- Record set:
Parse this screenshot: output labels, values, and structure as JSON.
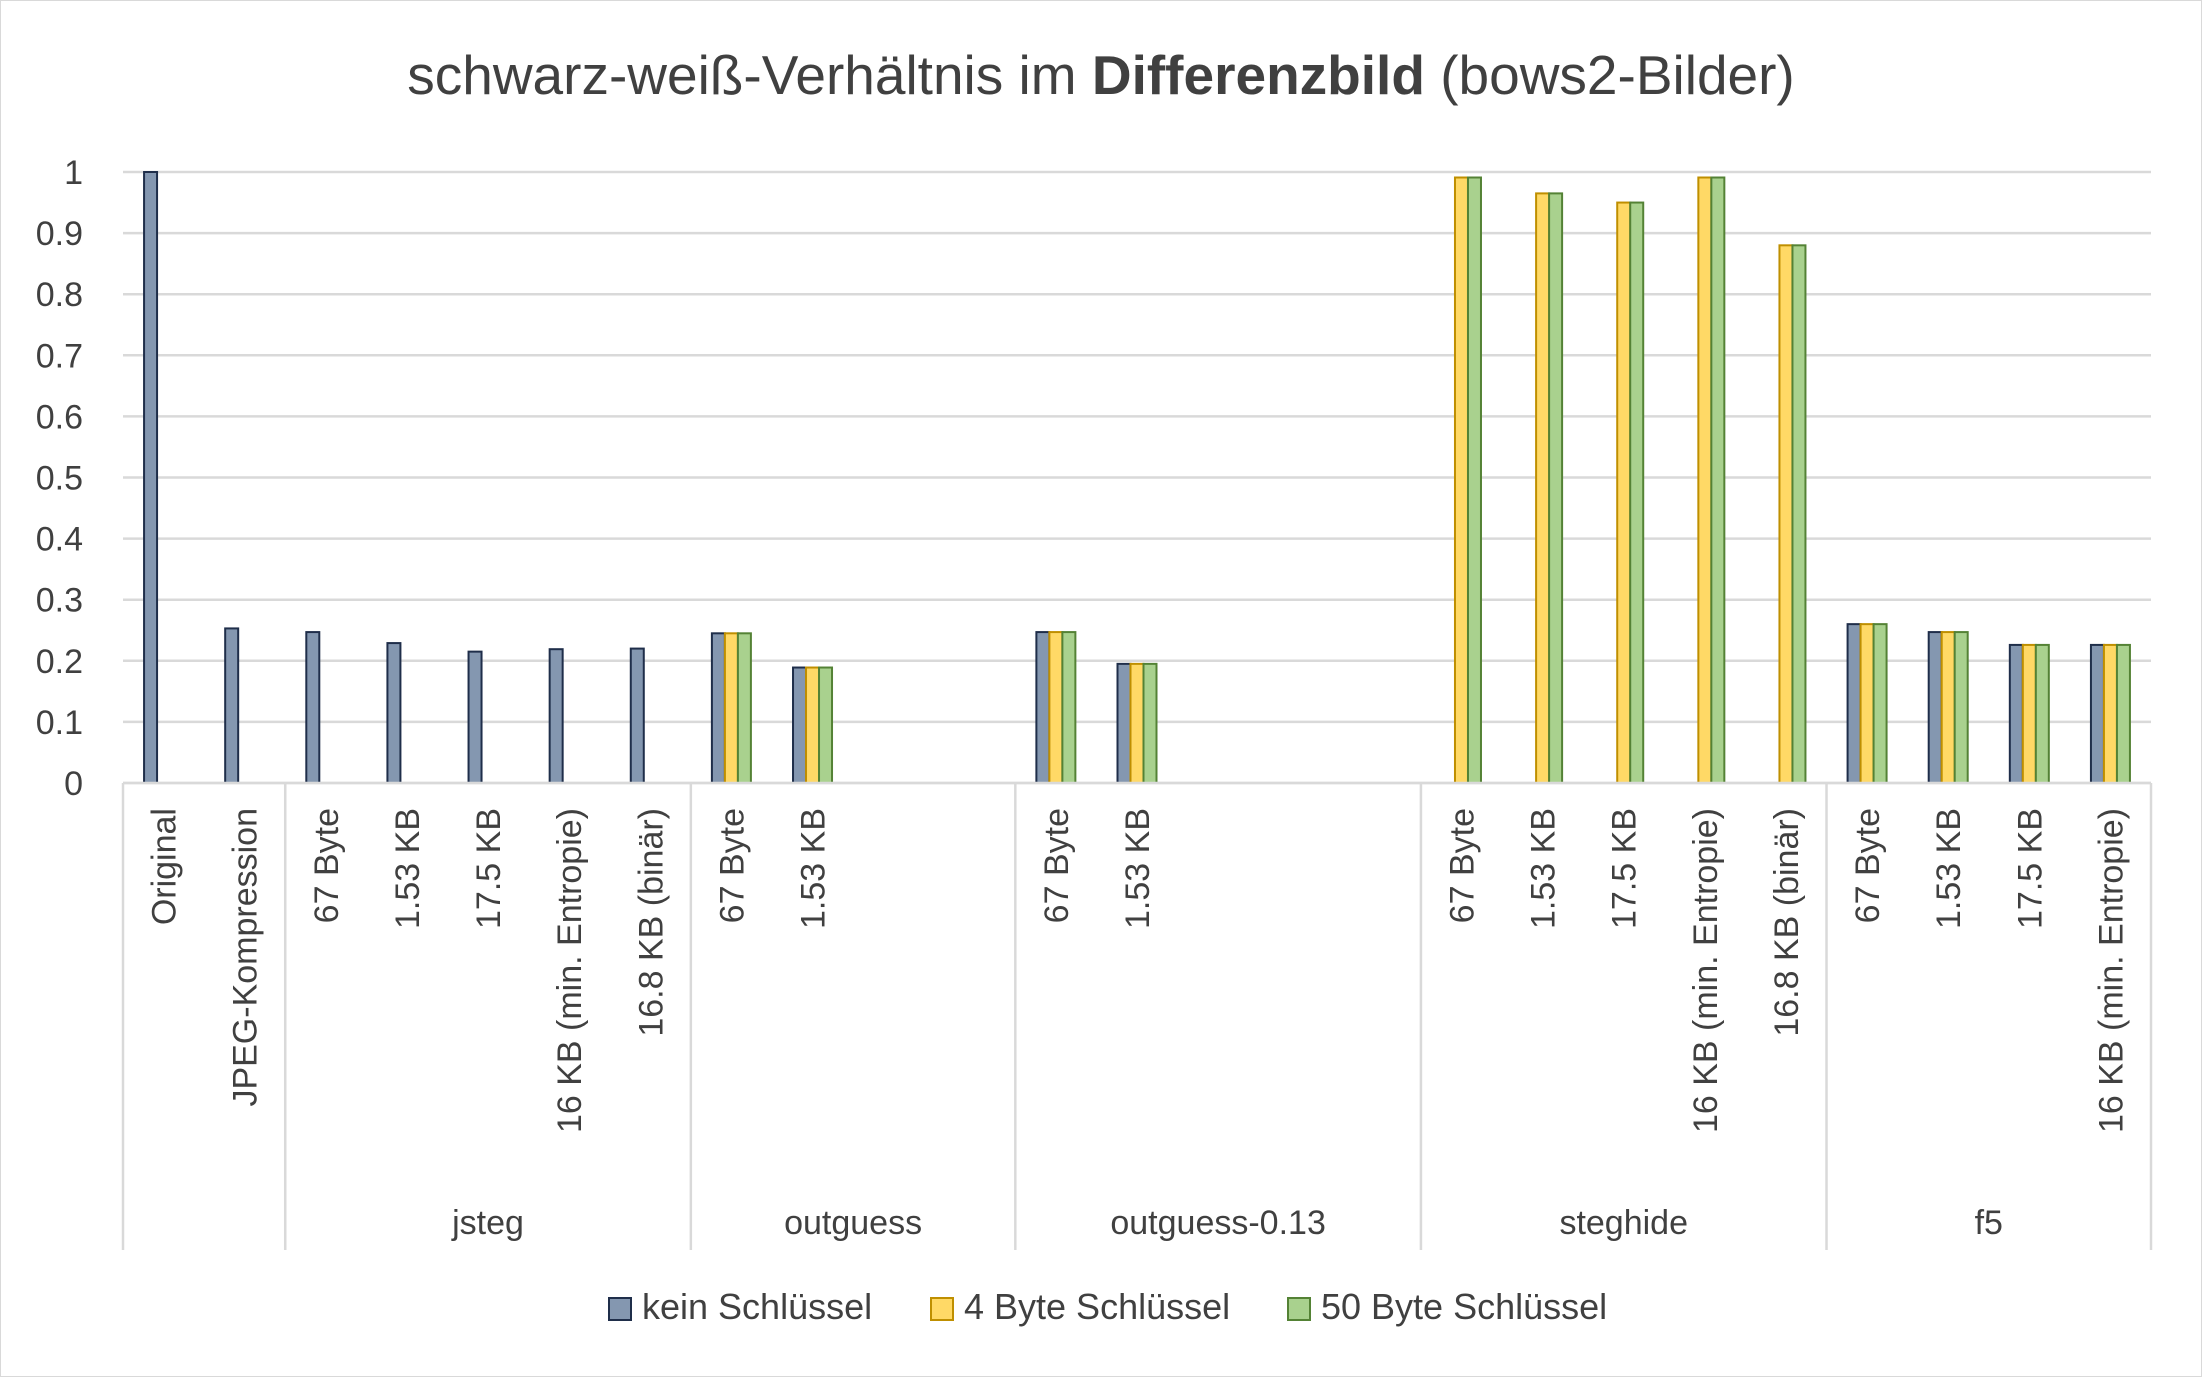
{
  "chart_data": {
    "type": "bar",
    "title": {
      "prefix": "schwarz-weiß-Verhältnis im ",
      "bold": "Differenzbild",
      "suffix": " (bows2-Bilder)"
    },
    "xlabel": "",
    "ylabel": "",
    "ylim": [
      0,
      1
    ],
    "yticks": [
      "0",
      "0.1",
      "0.2",
      "0.3",
      "0.4",
      "0.5",
      "0.6",
      "0.7",
      "0.8",
      "0.9",
      "1"
    ],
    "grid": true,
    "legend_position": "bottom",
    "groups": [
      {
        "name": "",
        "categories": [
          "Original",
          "JPEG-Kompression"
        ]
      },
      {
        "name": "jsteg",
        "categories": [
          "67 Byte",
          "1.53 KB",
          "17.5 KB",
          "16 KB (min. Entropie)",
          "16.8 KB (binär)"
        ]
      },
      {
        "name": "outguess",
        "categories": [
          "67 Byte",
          "1.53 KB",
          "",
          ""
        ]
      },
      {
        "name": "outguess-0.13",
        "categories": [
          "67 Byte",
          "1.53 KB",
          "",
          "",
          ""
        ]
      },
      {
        "name": "steghide",
        "categories": [
          "67 Byte",
          "1.53 KB",
          "17.5 KB",
          "16 KB (min. Entropie)",
          "16.8 KB (binär)"
        ]
      },
      {
        "name": "f5",
        "categories": [
          "67 Byte",
          "1.53 KB",
          "17.5 KB",
          "16 KB (min. Entropie)"
        ]
      }
    ],
    "series": [
      {
        "name": "kein Schlüssel",
        "color": "#8497b0",
        "values": [
          1.0,
          0.253,
          0.247,
          0.229,
          0.215,
          0.219,
          0.22,
          0.245,
          0.189,
          null,
          null,
          0.247,
          0.195,
          null,
          null,
          null,
          null,
          null,
          null,
          null,
          null,
          0.26,
          0.247,
          0.226,
          0.226
        ]
      },
      {
        "name": "4 Byte Schlüssel",
        "color": "#ffd966",
        "values": [
          null,
          null,
          null,
          null,
          null,
          null,
          null,
          0.245,
          0.189,
          null,
          null,
          0.247,
          0.195,
          null,
          null,
          null,
          0.991,
          0.965,
          0.95,
          0.991,
          0.88,
          0.26,
          0.247,
          0.226,
          0.226
        ]
      },
      {
        "name": "50 Byte Schlüssel",
        "color": "#a9d18e",
        "values": [
          null,
          null,
          null,
          null,
          null,
          null,
          null,
          0.245,
          0.189,
          null,
          null,
          0.247,
          0.195,
          null,
          null,
          null,
          0.991,
          0.965,
          0.95,
          0.991,
          0.88,
          0.26,
          0.247,
          0.226,
          0.226
        ]
      }
    ]
  },
  "colors": {
    "text": "#404040",
    "grid": "#d9d9d9",
    "bar_outline_series_1": "#1f2e4a",
    "bar_outline_series_2": "#bf8f00",
    "bar_outline_series_3": "#548235"
  }
}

- Work required:
The data above should be repeated exactly, minus any pictures.

- Response to the exercise:
Parse this screenshot: output labels, values, and structure as JSON.
{
  "chart_data": {
    "type": "bar",
    "title": {
      "prefix": "schwarz-weiß-Verhältnis im ",
      "bold": "Differenzbild",
      "suffix": " (bows2-Bilder)"
    },
    "xlabel": "",
    "ylabel": "",
    "ylim": [
      0,
      1
    ],
    "yticks": [
      "0",
      "0.1",
      "0.2",
      "0.3",
      "0.4",
      "0.5",
      "0.6",
      "0.7",
      "0.8",
      "0.9",
      "1"
    ],
    "grid": true,
    "legend_position": "bottom",
    "groups": [
      {
        "name": "",
        "categories": [
          "Original",
          "JPEG-Kompression"
        ]
      },
      {
        "name": "jsteg",
        "categories": [
          "67 Byte",
          "1.53 KB",
          "17.5 KB",
          "16 KB (min. Entropie)",
          "16.8 KB (binär)"
        ]
      },
      {
        "name": "outguess",
        "categories": [
          "67 Byte",
          "1.53 KB",
          "",
          ""
        ]
      },
      {
        "name": "outguess-0.13",
        "categories": [
          "67 Byte",
          "1.53 KB",
          "",
          "",
          ""
        ]
      },
      {
        "name": "steghide",
        "categories": [
          "67 Byte",
          "1.53 KB",
          "17.5 KB",
          "16 KB (min. Entropie)",
          "16.8 KB (binär)"
        ]
      },
      {
        "name": "f5",
        "categories": [
          "67 Byte",
          "1.53 KB",
          "17.5 KB",
          "16 KB (min. Entropie)"
        ]
      }
    ],
    "series": [
      {
        "name": "kein Schlüssel",
        "color": "#8497b0",
        "values": [
          1.0,
          0.253,
          0.247,
          0.229,
          0.215,
          0.219,
          0.22,
          0.245,
          0.189,
          null,
          null,
          0.247,
          0.195,
          null,
          null,
          null,
          null,
          null,
          null,
          null,
          null,
          0.26,
          0.247,
          0.226,
          0.226
        ]
      },
      {
        "name": "4 Byte Schlüssel",
        "color": "#ffd966",
        "values": [
          null,
          null,
          null,
          null,
          null,
          null,
          null,
          0.245,
          0.189,
          null,
          null,
          0.247,
          0.195,
          null,
          null,
          null,
          0.991,
          0.965,
          0.95,
          0.991,
          0.88,
          0.26,
          0.247,
          0.226,
          0.226
        ]
      },
      {
        "name": "50 Byte Schlüssel",
        "color": "#a9d18e",
        "values": [
          null,
          null,
          null,
          null,
          null,
          null,
          null,
          0.245,
          0.189,
          null,
          null,
          0.247,
          0.195,
          null,
          null,
          null,
          0.991,
          0.965,
          0.95,
          0.991,
          0.88,
          0.26,
          0.247,
          0.226,
          0.226
        ]
      }
    ]
  },
  "colors": {
    "text": "#404040",
    "grid": "#d9d9d9",
    "bar_outline_series_1": "#1f2e4a",
    "bar_outline_series_2": "#bf8f00",
    "bar_outline_series_3": "#548235"
  }
}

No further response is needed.